━━ Extrait choisi

C/7496/2015 ACJC/579/2015

ARRÊT

DE LA COUR DE JUSTICE

Chambre civile

du MARDI 19 MAI 2015

 

A______, sise ______ (Lucerne), recourante contre une ordonnance de refus de séquestre rendue par la 4ème Chambre du Tribunal de première instance de ce canton le 15 avril 2015, comparant par Me Olivier Carrard, avocat, CMS von Erlach Poncet SA, rue Bovy-Lysberg 2, case postale 5824, 1211 Genève 11, en l'étude duquel elle fait élection de domicile.

━━━━

Consigne 1 -
Reproduisez à l'identique le passage de l'extrait qui commence par « C/7496/2015 ACJC/579/2015 » et se poursuit jusqu'à « élection de domicile. ».
L'extrait et les enregistrements proviennent de sources distinctes.

━━ Données fournies

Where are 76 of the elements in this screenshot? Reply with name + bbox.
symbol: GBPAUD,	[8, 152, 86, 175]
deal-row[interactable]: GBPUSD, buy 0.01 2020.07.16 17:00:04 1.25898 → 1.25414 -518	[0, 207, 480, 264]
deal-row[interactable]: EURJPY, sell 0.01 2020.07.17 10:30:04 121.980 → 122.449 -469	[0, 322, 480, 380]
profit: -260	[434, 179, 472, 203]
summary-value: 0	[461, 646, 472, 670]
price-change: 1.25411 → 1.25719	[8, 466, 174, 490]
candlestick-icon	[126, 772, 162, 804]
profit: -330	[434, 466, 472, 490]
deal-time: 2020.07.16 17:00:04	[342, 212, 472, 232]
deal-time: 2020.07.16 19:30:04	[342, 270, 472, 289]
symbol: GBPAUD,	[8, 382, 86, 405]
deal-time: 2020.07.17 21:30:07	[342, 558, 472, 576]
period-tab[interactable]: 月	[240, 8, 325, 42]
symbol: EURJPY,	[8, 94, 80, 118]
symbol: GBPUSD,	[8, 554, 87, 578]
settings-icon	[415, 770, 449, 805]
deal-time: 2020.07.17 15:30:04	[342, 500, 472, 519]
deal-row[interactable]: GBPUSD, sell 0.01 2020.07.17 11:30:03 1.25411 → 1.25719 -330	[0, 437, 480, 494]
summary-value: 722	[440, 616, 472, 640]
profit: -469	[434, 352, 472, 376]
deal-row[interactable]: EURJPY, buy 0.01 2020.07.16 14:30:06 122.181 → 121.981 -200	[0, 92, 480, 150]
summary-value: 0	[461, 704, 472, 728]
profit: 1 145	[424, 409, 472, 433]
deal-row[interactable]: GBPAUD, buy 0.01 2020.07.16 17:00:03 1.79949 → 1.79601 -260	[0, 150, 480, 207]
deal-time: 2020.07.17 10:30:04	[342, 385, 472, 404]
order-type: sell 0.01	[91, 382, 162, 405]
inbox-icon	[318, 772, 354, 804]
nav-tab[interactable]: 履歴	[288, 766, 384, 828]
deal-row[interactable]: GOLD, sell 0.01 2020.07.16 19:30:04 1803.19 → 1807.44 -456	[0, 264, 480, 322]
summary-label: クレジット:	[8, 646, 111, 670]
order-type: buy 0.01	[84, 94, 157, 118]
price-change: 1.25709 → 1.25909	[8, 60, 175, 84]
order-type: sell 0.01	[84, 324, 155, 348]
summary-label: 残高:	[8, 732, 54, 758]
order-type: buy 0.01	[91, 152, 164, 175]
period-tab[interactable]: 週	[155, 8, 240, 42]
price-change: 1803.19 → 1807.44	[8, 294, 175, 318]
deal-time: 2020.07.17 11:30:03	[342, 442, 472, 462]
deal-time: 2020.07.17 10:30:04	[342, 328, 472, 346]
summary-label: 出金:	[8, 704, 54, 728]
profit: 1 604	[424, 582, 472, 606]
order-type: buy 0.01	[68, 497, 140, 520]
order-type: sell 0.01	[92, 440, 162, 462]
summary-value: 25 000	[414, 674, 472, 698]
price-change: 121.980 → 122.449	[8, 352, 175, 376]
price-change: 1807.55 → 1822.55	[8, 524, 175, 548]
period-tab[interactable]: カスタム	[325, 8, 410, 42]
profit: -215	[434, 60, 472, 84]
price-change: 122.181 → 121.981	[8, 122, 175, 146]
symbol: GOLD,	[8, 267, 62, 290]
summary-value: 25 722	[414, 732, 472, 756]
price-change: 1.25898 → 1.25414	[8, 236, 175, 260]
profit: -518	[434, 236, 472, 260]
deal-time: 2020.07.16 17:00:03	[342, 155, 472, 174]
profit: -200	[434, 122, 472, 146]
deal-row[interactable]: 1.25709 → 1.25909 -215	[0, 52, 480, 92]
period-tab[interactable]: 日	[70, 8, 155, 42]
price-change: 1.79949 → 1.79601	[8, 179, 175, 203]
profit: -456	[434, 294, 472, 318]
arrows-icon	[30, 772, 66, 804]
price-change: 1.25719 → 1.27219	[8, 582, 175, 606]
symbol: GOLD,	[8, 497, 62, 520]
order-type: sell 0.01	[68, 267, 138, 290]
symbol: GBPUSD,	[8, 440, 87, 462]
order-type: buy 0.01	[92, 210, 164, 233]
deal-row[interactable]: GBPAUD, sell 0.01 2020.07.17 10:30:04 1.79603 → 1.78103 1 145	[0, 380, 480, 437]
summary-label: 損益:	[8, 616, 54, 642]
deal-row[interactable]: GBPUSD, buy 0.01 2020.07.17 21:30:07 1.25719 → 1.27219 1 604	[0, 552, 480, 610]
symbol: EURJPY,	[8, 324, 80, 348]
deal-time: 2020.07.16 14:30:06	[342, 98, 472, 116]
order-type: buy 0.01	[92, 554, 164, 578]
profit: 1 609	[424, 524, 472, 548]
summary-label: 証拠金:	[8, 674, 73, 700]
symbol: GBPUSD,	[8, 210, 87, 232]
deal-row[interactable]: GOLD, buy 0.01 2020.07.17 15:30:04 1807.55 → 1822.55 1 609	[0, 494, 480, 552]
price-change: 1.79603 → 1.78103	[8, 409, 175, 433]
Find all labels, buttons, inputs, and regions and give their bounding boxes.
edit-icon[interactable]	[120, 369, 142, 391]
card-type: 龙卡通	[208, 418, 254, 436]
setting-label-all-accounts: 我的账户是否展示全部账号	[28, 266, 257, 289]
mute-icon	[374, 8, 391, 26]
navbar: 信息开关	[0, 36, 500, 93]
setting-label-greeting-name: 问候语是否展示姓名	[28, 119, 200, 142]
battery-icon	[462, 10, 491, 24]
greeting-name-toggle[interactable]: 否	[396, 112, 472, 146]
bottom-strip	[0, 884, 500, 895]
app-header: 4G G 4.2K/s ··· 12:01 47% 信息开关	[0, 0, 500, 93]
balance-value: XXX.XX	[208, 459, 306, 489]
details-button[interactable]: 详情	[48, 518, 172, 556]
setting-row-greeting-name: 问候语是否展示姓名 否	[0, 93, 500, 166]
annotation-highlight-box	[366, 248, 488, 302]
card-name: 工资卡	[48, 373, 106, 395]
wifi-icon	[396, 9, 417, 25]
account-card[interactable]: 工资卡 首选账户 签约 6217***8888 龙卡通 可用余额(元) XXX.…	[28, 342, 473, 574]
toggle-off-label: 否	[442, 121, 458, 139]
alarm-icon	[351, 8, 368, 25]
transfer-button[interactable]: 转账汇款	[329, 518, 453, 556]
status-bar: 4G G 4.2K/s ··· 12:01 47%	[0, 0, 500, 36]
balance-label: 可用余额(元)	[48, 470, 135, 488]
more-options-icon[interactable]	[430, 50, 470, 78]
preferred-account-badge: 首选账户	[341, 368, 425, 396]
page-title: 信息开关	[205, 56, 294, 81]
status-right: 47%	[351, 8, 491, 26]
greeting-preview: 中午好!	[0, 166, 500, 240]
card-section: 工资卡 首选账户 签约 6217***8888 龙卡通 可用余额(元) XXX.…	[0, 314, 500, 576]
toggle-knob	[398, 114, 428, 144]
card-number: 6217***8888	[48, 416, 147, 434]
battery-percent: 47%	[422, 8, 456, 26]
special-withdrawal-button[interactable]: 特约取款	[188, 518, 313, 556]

━━━━

Consigne 2 -
Restituez sans aucune modification les lignes des enregistrements, depuis la toute première jusqu'à la ligne contenant « deal-row[interactable]: GBPUSD, sell », celle-ci comprise.

Réponse 1 -
C/7496/2015 ACJC/579/2015

ARRÊT

DE LA COUR DE JUSTICE

Chambre civile

du MARDI 19 MAI 2015

 

A______, sise ______ (Lucerne), recourante contre une ordonnance de refus de séquestre rendue par la 4ème Chambre du Tribunal de première instance de ce canton le 15 avril 2015, comparant par Me Olivier Carrard, avocat, CMS von Erlach Poncet SA, rue Bovy-Lysberg 2, case postale 5824, 1211 Genève 11, en l'étude duquel elle fait élection de domicile.

Réponse 2 -
Where are 76 of the elements in this screenshot? Reply with name + bbox.
symbol: GBPAUD,	[8, 152, 86, 175]
deal-row[interactable]: GBPUSD, buy 0.01 2020.07.16 17:00:04 1.25898 → 1.25414 -518	[0, 207, 480, 264]
deal-row[interactable]: EURJPY, sell 0.01 2020.07.17 10:30:04 121.980 → 122.449 -469	[0, 322, 480, 380]
profit: -260	[434, 179, 472, 203]
summary-value: 0	[461, 646, 472, 670]
price-change: 1.25411 → 1.25719	[8, 466, 174, 490]
candlestick-icon	[126, 772, 162, 804]
profit: -330	[434, 466, 472, 490]
deal-time: 2020.07.16 17:00:04	[342, 212, 472, 232]
deal-time: 2020.07.16 19:30:04	[342, 270, 472, 289]
symbol: GBPAUD,	[8, 382, 86, 405]
deal-time: 2020.07.17 21:30:07	[342, 558, 472, 576]
period-tab[interactable]: 月	[240, 8, 325, 42]
symbol: EURJPY,	[8, 94, 80, 118]
symbol: GBPUSD,	[8, 554, 87, 578]
settings-icon	[415, 770, 449, 805]
deal-time: 2020.07.17 15:30:04	[342, 500, 472, 519]
deal-row[interactable]: GBPUSD, sell 0.01 2020.07.17 11:30:03 1.25411 → 1.25719 -330	[0, 437, 480, 494]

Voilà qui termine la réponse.